__SET PROBLEM__. Transcribe the entries below exactly; leave every image out.

__RECORDED DATA__.
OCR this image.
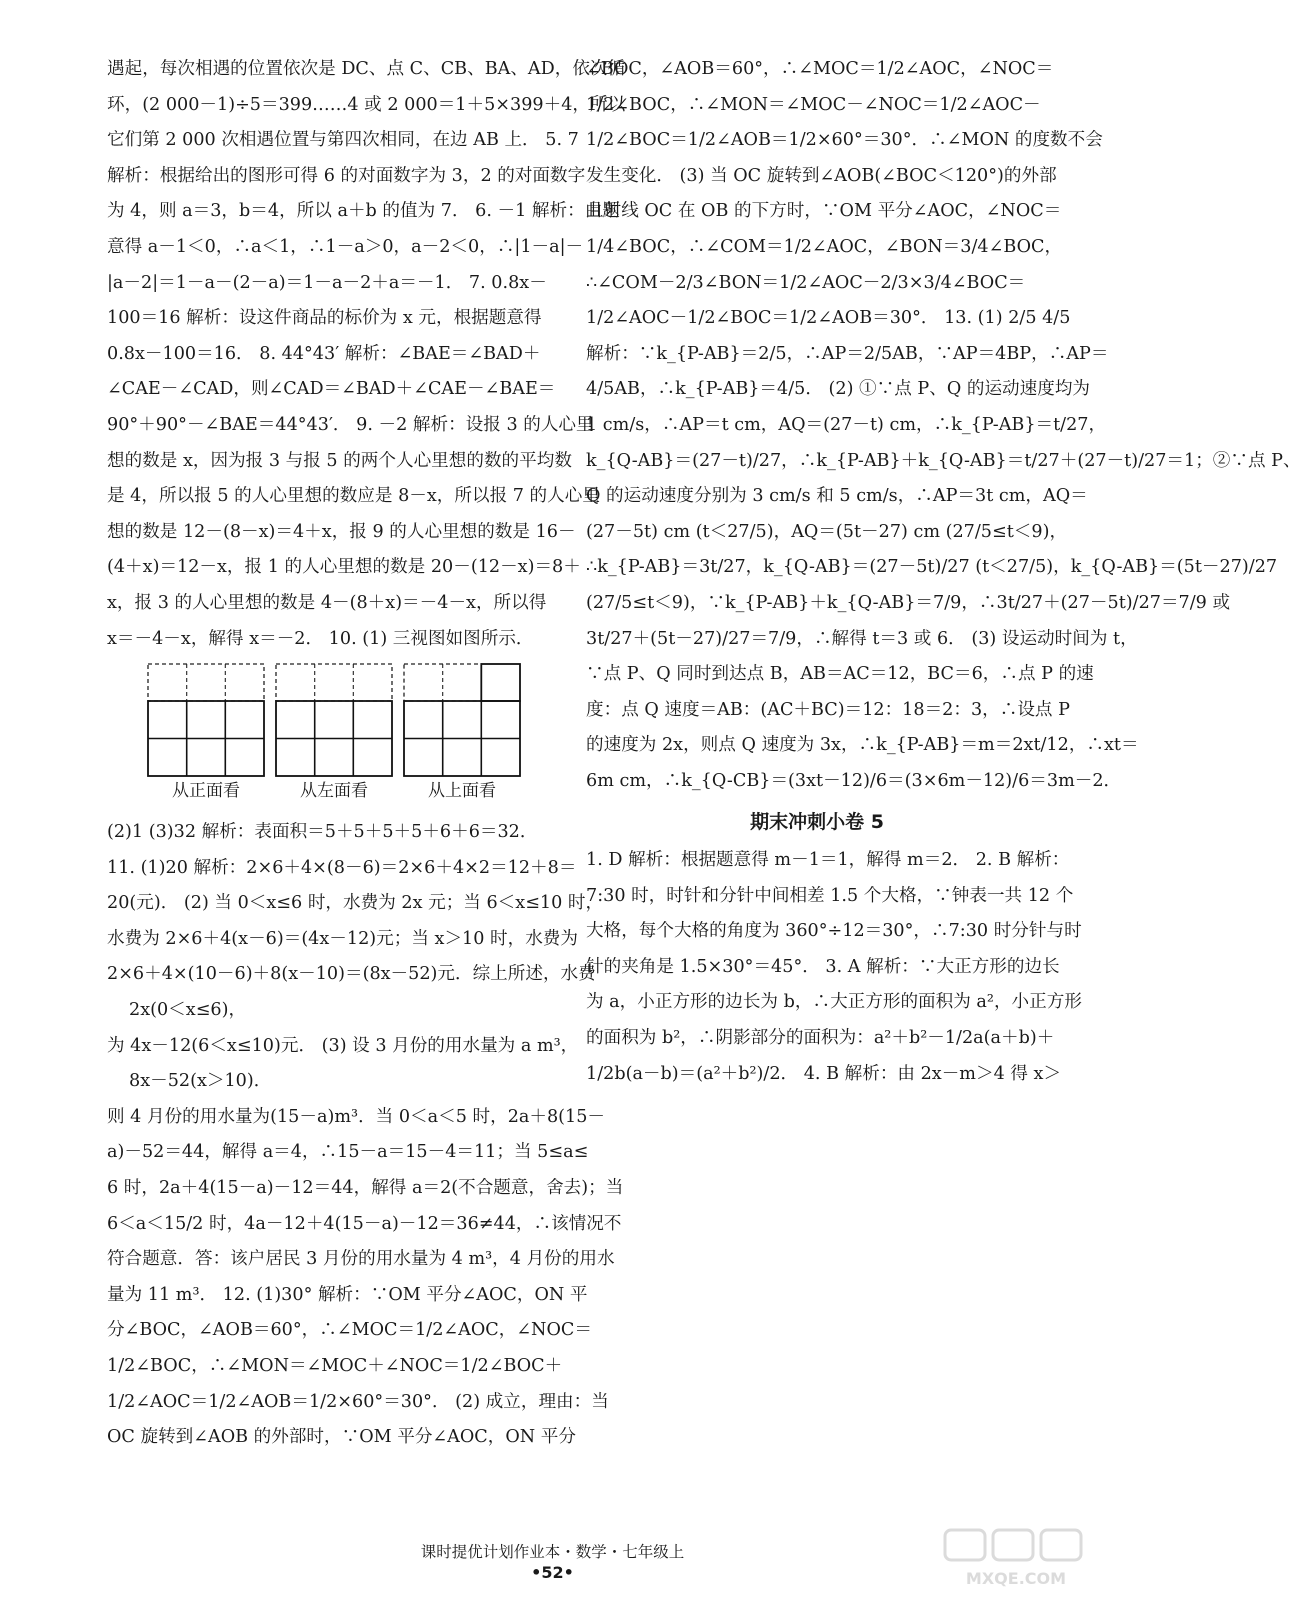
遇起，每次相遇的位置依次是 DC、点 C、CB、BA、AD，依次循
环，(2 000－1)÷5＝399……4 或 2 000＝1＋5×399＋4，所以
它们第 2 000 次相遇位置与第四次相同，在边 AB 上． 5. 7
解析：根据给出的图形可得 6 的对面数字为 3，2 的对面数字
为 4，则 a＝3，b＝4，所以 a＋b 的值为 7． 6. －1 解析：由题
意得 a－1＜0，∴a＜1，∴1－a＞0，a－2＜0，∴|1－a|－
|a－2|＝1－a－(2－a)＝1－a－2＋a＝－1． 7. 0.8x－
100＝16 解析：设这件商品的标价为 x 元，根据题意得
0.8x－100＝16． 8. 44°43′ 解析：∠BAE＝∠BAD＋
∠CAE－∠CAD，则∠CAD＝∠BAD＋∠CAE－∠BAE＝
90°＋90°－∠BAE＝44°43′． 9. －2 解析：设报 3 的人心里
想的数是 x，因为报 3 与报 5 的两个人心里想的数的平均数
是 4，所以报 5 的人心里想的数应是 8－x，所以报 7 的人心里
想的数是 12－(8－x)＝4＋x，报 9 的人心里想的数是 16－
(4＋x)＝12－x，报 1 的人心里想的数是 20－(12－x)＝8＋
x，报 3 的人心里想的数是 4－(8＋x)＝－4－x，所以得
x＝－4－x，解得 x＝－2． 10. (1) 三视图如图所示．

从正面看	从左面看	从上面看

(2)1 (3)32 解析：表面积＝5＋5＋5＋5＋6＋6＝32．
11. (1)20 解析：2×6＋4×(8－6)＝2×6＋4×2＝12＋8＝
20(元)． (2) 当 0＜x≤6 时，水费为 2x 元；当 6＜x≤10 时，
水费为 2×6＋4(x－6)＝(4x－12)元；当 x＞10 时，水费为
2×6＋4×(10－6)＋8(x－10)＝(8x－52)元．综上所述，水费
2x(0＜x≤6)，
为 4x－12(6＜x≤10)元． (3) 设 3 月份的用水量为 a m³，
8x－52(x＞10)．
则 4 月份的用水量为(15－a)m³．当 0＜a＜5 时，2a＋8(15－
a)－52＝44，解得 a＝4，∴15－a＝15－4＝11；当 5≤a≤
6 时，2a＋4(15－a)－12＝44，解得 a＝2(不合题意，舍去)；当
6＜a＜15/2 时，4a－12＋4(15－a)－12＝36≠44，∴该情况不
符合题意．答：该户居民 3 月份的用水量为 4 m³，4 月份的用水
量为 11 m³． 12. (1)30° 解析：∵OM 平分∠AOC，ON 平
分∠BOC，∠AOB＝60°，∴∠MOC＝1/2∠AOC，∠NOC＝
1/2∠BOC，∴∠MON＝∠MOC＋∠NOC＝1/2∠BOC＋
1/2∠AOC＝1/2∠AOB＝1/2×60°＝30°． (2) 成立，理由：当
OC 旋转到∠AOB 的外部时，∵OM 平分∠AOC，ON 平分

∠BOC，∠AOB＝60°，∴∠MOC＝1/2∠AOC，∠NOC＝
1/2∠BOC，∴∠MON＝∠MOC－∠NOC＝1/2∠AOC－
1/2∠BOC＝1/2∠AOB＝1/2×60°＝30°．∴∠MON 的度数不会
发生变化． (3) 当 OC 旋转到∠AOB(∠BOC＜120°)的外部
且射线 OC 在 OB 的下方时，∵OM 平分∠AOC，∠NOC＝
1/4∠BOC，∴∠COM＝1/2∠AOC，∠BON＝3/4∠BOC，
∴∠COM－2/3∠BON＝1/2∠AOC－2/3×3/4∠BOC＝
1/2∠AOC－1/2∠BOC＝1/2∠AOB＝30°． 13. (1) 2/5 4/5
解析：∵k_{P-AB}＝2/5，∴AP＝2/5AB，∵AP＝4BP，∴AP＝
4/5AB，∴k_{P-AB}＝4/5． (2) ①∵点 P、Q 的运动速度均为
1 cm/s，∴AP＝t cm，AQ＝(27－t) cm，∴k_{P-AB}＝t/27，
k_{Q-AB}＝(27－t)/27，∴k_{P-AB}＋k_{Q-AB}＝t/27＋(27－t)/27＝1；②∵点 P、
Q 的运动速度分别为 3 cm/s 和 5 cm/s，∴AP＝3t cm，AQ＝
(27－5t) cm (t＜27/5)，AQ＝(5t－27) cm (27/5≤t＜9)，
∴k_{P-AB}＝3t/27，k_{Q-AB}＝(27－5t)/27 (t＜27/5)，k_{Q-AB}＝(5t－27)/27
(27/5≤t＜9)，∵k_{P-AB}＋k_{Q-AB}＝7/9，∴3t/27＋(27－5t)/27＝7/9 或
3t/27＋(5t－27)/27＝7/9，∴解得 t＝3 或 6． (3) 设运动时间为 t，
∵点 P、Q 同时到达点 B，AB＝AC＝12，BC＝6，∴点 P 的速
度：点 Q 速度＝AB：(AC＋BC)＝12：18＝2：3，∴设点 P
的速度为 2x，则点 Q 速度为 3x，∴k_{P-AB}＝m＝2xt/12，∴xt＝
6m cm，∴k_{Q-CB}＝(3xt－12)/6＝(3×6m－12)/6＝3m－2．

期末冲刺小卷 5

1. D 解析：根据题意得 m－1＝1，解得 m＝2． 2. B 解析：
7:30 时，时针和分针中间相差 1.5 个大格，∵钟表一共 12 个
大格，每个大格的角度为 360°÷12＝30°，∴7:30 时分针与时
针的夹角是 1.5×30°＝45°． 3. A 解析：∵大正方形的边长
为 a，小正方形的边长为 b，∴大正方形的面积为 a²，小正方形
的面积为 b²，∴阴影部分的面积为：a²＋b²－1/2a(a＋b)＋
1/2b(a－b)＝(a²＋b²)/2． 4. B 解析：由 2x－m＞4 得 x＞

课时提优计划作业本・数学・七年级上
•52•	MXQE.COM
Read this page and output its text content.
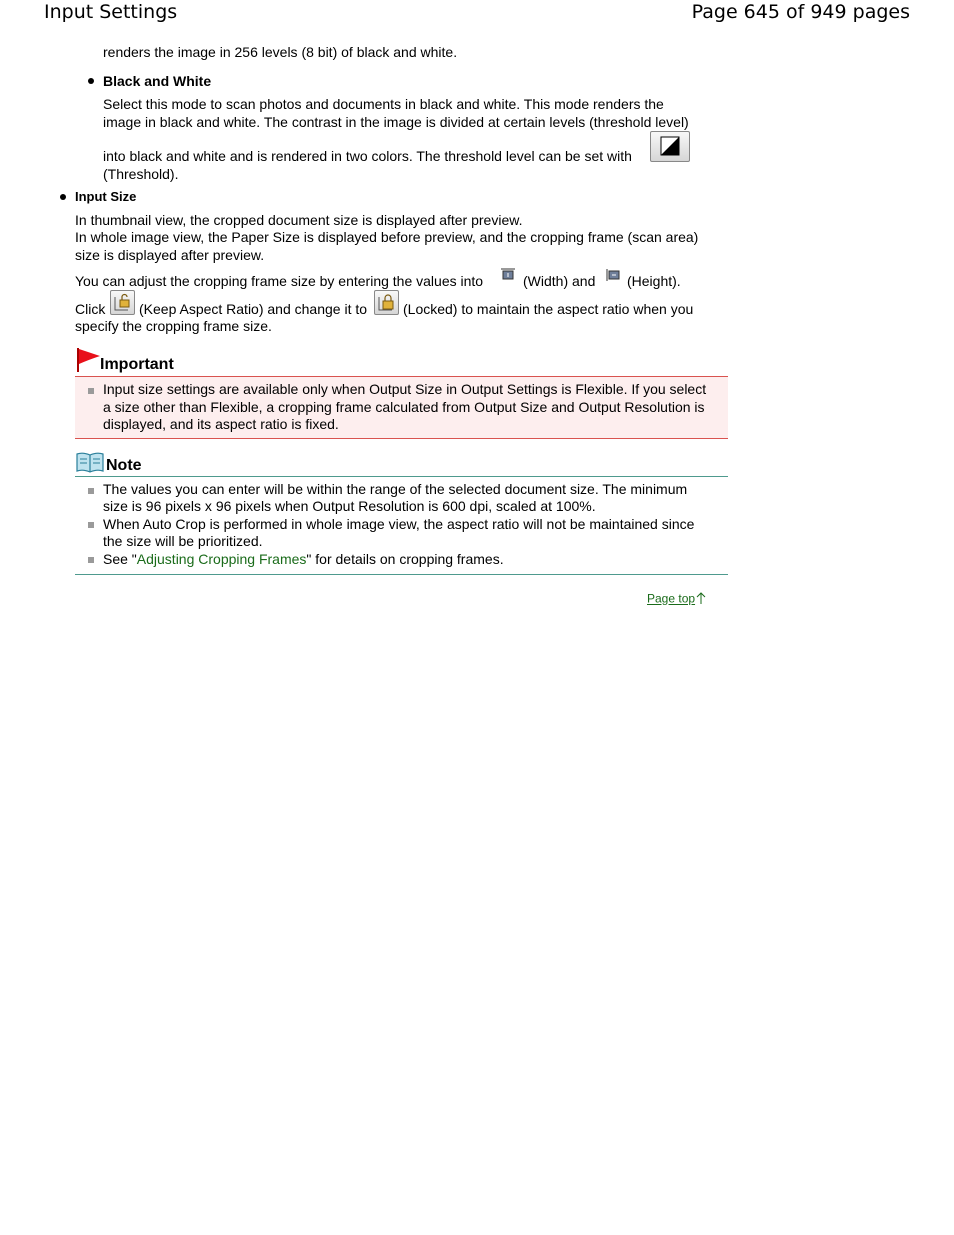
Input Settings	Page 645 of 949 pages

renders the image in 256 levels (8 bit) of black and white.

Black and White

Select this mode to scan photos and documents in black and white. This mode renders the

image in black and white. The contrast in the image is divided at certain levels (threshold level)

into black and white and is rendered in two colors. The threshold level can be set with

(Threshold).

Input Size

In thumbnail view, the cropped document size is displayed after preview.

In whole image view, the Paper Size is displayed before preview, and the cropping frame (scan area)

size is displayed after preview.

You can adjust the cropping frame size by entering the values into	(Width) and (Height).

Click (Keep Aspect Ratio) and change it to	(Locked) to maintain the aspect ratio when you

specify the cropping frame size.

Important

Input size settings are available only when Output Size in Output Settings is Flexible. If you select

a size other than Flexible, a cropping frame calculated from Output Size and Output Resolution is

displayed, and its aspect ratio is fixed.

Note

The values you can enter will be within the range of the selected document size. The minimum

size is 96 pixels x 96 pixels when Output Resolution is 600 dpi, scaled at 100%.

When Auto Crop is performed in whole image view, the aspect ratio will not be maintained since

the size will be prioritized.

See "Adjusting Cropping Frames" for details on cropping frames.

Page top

__SOLVED EXERCISE__.
OCR this image.
遇起，每次相遇的位置依次是 DC、点 C、CB、BA、AD，依次循
环，(2 000－1)÷5＝399……4 或 2 000＝1＋5×399＋4，所以
它们第 2 000 次相遇位置与第四次相同，在边 AB 上． 5. 7
解析：根据给出的图形可得 6 的对面数字为 3，2 的对面数字
为 4，则 a＝3，b＝4，所以 a＋b 的值为 7． 6. －1 解析：由题
意得 a－1＜0，∴a＜1，∴1－a＞0，a－2＜0，∴|1－a|－
|a－2|＝1－a－(2－a)＝1－a－2＋a＝－1． 7. 0.8x－
100＝16 解析：设这件商品的标价为 x 元，根据题意得
0.8x－100＝16． 8. 44°43′ 解析：∠BAE＝∠BAD＋
∠CAE－∠CAD，则∠CAD＝∠BAD＋∠CAE－∠BAE＝
90°＋90°－∠BAE＝44°43′． 9. －2 解析：设报 3 的人心里
想的数是 x，因为报 3 与报 5 的两个人心里想的数的平均数
是 4，所以报 5 的人心里想的数应是 8－x，所以报 7 的人心里
想的数是 12－(8－x)＝4＋x，报 9 的人心里想的数是 16－
(4＋x)＝12－x，报 1 的人心里想的数是 20－(12－x)＝8＋
x，报 3 的人心里想的数是 4－(8＋x)＝－4－x，所以得
x＝－4－x，解得 x＝－2． 10. (1) 三视图如图所示．

从正面看	从左面看	从上面看

(2)1 (3)32 解析：表面积＝5＋5＋5＋5＋6＋6＝32．
11. (1)20 解析：2×6＋4×(8－6)＝2×6＋4×2＝12＋8＝
20(元)． (2) 当 0＜x≤6 时，水费为 2x 元；当 6＜x≤10 时，
水费为 2×6＋4(x－6)＝(4x－12)元；当 x＞10 时，水费为
2×6＋4×(10－6)＋8(x－10)＝(8x－52)元．综上所述，水费
2x(0＜x≤6)，
为 4x－12(6＜x≤10)元． (3) 设 3 月份的用水量为 a m³，
8x－52(x＞10)．
则 4 月份的用水量为(15－a)m³．当 0＜a＜5 时，2a＋8(15－
a)－52＝44，解得 a＝4，∴15－a＝15－4＝11；当 5≤a≤
6 时，2a＋4(15－a)－12＝44，解得 a＝2(不合题意，舍去)；当
6＜a＜15/2 时，4a－12＋4(15－a)－12＝36≠44，∴该情况不
符合题意．答：该户居民 3 月份的用水量为 4 m³，4 月份的用水
量为 11 m³． 12. (1)30° 解析：∵OM 平分∠AOC，ON 平
分∠BOC，∠AOB＝60°，∴∠MOC＝1/2∠AOC，∠NOC＝
1/2∠BOC，∴∠MON＝∠MOC＋∠NOC＝1/2∠BOC＋
1/2∠AOC＝1/2∠AOB＝1/2×60°＝30°． (2) 成立，理由：当
OC 旋转到∠AOB 的外部时，∵OM 平分∠AOC，ON 平分

∠BOC，∠AOB＝60°，∴∠MOC＝1/2∠AOC，∠NOC＝
1/2∠BOC，∴∠MON＝∠MOC－∠NOC＝1/2∠AOC－
1/2∠BOC＝1/2∠AOB＝1/2×60°＝30°．∴∠MON 的度数不会
发生变化． (3) 当 OC 旋转到∠AOB(∠BOC＜120°)的外部
且射线 OC 在 OB 的下方时，∵OM 平分∠AOC，∠NOC＝
1/4∠BOC，∴∠COM＝1/2∠AOC，∠BON＝3/4∠BOC，
∴∠COM－2/3∠BON＝1/2∠AOC－2/3×3/4∠BOC＝
1/2∠AOC－1/2∠BOC＝1/2∠AOB＝30°． 13. (1) 2/5 4/5
解析：∵k_{P-AB}＝2/5，∴AP＝2/5AB，∵AP＝4BP，∴AP＝
4/5AB，∴k_{P-AB}＝4/5． (2) ①∵点 P、Q 的运动速度均为
1 cm/s，∴AP＝t cm，AQ＝(27－t) cm，∴k_{P-AB}＝t/27，
k_{Q-AB}＝(27－t)/27，∴k_{P-AB}＋k_{Q-AB}＝t/27＋(27－t)/27＝1；②∵点 P、
Q 的运动速度分别为 3 cm/s 和 5 cm/s，∴AP＝3t cm，AQ＝
(27－5t) cm (t＜27/5)，AQ＝(5t－27) cm (27/5≤t＜9)，
∴k_{P-AB}＝3t/27，k_{Q-AB}＝(27－5t)/27 (t＜27/5)，k_{Q-AB}＝(5t－27)/27
(27/5≤t＜9)，∵k_{P-AB}＋k_{Q-AB}＝7/9，∴3t/27＋(27－5t)/27＝7/9 或
3t/27＋(5t－27)/27＝7/9，∴解得 t＝3 或 6． (3) 设运动时间为 t，
∵点 P、Q 同时到达点 B，AB＝AC＝12，BC＝6，∴点 P 的速
度：点 Q 速度＝AB：(AC＋BC)＝12：18＝2：3，∴设点 P
的速度为 2x，则点 Q 速度为 3x，∴k_{P-AB}＝m＝2xt/12，∴xt＝
6m cm，∴k_{Q-CB}＝(3xt－12)/6＝(3×6m－12)/6＝3m－2．

期末冲刺小卷 5

1. D 解析：根据题意得 m－1＝1，解得 m＝2． 2. B 解析：
7:30 时，时针和分针中间相差 1.5 个大格，∵钟表一共 12 个
大格，每个大格的角度为 360°÷12＝30°，∴7:30 时分针与时
针的夹角是 1.5×30°＝45°． 3. A 解析：∵大正方形的边长
为 a，小正方形的边长为 b，∴大正方形的面积为 a²，小正方形
的面积为 b²，∴阴影部分的面积为：a²＋b²－1/2a(a＋b)＋
1/2b(a－b)＝(a²＋b²)/2． 4. B 解析：由 2x－m＞4 得 x＞

课时提优计划作业本・数学・七年级上
•52•	MXQE.COM
Read this page and output its text content.
Input Settings	Page 645 of 949 pages

renders the image in 256 levels (8 bit) of black and white.

Black and White

Select this mode to scan photos and documents in black and white. This mode renders the

image in black and white. The contrast in the image is divided at certain levels (threshold level)

into black and white and is rendered in two colors. The threshold level can be set with

(Threshold).

Input Size

In thumbnail view, the cropped document size is displayed after preview.

In whole image view, the Paper Size is displayed before preview, and the cropping frame (scan area)

size is displayed after preview.

You can adjust the cropping frame size by entering the values into	(Width) and (Height).

Click (Keep Aspect Ratio) and change it to	(Locked) to maintain the aspect ratio when you

specify the cropping frame size.

Important

Input size settings are available only when Output Size in Output Settings is Flexible. If you select

a size other than Flexible, a cropping frame calculated from Output Size and Output Resolution is

displayed, and its aspect ratio is fixed.

Note

The values you can enter will be within the range of the selected document size. The minimum

size is 96 pixels x 96 pixels when Output Resolution is 600 dpi, scaled at 100%.

When Auto Crop is performed in whole image view, the aspect ratio will not be maintained since

the size will be prioritized.

See "Adjusting Cropping Frames" for details on cropping frames.

Page top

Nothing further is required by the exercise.